*Exercise brief*: Go through the material below and copy each line where the word "loss" appears.

*Data to use*:
++++++++++++++++++++

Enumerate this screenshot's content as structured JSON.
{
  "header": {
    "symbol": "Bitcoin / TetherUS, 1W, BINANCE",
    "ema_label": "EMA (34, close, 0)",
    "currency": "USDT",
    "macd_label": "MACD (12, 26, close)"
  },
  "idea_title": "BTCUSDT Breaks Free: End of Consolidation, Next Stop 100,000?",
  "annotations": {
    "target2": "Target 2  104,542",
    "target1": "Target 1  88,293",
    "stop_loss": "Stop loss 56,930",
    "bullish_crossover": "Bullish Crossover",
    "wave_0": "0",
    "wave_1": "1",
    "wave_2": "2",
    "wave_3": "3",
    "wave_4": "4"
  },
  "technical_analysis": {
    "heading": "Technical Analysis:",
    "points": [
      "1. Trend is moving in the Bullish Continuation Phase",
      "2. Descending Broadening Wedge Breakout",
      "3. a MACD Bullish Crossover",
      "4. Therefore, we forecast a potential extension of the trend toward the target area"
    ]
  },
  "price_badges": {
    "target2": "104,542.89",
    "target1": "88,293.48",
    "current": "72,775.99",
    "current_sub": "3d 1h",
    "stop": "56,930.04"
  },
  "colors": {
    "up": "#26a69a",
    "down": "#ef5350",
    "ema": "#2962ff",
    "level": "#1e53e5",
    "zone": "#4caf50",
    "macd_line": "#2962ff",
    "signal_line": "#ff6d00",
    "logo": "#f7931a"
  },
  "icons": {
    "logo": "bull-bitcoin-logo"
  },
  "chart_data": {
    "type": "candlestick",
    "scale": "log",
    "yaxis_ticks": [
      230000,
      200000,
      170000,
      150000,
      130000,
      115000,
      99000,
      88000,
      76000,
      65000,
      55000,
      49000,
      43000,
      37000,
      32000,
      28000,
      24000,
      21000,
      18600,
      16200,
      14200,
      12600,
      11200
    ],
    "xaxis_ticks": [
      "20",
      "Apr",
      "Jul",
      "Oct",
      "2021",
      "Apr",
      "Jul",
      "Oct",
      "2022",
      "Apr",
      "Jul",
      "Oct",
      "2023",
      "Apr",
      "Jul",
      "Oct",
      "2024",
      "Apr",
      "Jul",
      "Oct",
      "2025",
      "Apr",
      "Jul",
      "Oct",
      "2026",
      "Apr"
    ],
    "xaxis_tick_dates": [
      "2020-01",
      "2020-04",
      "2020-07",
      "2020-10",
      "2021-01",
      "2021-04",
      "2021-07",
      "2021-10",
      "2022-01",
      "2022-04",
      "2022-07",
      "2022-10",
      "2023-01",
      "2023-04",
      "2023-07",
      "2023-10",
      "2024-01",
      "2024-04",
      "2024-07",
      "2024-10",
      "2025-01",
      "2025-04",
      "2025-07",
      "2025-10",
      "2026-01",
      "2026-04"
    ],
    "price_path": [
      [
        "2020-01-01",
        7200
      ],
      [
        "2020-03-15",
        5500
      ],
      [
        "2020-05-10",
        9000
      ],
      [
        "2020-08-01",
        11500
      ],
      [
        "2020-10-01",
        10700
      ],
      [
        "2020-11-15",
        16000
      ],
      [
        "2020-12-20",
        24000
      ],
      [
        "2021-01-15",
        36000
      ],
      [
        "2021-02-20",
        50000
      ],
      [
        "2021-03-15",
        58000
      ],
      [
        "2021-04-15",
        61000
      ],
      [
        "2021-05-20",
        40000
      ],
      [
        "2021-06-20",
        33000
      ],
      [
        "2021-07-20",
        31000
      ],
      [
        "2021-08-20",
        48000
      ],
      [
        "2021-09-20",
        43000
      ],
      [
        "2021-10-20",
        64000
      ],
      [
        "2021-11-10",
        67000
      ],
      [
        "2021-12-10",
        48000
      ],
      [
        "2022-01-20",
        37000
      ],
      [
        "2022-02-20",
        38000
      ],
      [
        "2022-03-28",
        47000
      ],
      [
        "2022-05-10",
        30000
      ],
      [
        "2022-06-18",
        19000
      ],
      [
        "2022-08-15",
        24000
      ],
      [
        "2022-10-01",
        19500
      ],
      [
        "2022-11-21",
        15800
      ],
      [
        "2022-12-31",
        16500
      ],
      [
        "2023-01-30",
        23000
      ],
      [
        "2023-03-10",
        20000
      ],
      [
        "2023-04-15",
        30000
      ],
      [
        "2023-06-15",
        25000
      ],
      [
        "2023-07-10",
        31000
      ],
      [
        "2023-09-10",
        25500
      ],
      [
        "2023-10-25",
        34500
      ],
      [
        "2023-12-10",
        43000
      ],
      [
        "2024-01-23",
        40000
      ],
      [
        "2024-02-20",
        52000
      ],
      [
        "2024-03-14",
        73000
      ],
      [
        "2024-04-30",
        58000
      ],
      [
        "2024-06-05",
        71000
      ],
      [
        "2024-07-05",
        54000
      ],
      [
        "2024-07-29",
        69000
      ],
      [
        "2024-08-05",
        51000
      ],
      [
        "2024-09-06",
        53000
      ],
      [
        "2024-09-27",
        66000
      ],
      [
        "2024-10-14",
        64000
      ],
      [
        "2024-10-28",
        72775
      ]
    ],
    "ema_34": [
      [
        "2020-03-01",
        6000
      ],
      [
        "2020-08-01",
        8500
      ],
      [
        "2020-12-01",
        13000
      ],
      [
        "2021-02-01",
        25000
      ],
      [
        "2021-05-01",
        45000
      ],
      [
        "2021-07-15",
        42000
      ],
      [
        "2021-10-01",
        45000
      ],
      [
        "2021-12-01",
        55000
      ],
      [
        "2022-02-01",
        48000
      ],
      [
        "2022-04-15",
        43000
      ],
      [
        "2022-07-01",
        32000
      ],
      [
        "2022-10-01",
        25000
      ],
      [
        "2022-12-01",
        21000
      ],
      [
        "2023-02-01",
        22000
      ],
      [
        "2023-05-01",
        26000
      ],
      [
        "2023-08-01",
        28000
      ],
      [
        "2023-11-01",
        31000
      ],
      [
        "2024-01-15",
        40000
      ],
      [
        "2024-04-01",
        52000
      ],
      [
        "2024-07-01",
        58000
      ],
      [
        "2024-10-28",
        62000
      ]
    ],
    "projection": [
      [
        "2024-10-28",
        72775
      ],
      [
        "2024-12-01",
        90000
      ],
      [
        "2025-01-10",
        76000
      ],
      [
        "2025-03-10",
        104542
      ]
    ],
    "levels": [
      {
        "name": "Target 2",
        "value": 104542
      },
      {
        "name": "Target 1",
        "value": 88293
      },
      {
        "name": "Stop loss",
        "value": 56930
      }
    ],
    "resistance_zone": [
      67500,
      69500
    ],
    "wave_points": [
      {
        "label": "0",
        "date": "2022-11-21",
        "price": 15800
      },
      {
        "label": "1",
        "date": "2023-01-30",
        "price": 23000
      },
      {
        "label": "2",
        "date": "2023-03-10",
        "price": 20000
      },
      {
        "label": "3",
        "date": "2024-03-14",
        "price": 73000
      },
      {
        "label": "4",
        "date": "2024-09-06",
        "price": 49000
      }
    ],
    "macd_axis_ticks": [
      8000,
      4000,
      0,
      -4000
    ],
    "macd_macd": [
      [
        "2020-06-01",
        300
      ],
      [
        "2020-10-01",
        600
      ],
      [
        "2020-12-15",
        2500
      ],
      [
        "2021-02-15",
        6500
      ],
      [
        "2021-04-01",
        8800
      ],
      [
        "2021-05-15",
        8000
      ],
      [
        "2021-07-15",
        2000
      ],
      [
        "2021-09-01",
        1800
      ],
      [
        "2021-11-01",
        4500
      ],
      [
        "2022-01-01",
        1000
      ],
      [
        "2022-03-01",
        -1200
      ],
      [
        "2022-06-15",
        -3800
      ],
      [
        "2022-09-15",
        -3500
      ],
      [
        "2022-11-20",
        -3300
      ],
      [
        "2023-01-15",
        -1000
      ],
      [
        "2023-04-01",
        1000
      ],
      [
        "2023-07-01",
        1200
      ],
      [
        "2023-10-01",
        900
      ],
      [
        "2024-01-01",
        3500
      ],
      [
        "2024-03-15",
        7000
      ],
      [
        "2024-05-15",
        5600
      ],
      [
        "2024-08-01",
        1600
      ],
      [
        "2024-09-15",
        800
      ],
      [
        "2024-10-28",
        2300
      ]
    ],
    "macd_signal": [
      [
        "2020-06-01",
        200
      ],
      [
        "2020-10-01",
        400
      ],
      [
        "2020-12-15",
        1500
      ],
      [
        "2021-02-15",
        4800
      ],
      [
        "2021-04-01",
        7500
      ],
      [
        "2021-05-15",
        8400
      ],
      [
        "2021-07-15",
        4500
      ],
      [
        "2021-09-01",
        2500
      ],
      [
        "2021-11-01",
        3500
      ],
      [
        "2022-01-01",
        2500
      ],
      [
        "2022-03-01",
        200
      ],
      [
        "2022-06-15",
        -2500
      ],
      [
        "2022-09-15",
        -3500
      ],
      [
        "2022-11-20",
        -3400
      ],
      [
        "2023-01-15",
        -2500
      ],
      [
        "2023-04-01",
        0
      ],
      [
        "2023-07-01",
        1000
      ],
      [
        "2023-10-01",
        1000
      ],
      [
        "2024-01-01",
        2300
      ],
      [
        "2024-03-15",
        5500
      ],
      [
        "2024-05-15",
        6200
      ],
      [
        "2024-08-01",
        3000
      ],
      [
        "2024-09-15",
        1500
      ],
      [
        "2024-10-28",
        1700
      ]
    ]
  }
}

++++++++++++++++++++

*Correct response*:
    "stop_loss": "Stop loss 56,930",
        "name": "Stop loss",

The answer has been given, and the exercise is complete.